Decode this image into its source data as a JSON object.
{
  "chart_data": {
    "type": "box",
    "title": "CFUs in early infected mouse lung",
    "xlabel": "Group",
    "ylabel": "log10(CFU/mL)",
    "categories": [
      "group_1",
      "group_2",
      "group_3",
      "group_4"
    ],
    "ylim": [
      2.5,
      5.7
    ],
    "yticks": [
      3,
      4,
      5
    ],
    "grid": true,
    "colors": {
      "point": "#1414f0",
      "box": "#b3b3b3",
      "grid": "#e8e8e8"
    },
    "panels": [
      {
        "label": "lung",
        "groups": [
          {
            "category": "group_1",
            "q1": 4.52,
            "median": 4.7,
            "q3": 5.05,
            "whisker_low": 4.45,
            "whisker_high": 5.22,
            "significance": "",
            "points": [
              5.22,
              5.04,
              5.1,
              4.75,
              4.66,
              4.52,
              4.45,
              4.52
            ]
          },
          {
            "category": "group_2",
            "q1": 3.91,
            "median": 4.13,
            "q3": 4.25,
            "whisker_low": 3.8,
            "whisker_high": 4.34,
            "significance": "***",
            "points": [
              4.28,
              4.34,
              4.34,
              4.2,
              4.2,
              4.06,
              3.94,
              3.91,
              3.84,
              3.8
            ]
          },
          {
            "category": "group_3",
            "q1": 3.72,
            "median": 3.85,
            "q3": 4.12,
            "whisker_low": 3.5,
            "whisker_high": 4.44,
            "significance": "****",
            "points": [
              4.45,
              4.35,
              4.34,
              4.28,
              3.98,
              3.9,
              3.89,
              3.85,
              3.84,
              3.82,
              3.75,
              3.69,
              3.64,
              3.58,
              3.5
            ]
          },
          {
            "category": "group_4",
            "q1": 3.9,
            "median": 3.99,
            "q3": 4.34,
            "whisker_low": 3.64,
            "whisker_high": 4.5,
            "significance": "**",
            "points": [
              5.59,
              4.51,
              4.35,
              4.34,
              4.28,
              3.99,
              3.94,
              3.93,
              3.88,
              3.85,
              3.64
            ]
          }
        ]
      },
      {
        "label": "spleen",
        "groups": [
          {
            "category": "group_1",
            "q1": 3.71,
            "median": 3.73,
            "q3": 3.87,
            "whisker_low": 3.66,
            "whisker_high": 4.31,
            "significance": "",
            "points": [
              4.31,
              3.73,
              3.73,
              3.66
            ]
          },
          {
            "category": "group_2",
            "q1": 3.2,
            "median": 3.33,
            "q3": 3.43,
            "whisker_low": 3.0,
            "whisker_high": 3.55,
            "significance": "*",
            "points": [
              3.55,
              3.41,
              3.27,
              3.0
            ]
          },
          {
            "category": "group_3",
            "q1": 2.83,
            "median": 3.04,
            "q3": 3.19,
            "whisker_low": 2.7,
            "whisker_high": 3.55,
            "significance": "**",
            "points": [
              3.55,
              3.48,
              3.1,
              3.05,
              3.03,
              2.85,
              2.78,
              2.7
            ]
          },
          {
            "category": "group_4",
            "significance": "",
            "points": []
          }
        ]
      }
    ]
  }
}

Request | Select every line where the word "median" occurs.

Reply to the exercise |
            "median": 4.7,
            "median": 4.13,
            "median": 3.85,
            "median": 3.99,
            "median": 3.73,
            "median": 3.33,
            "median": 3.04,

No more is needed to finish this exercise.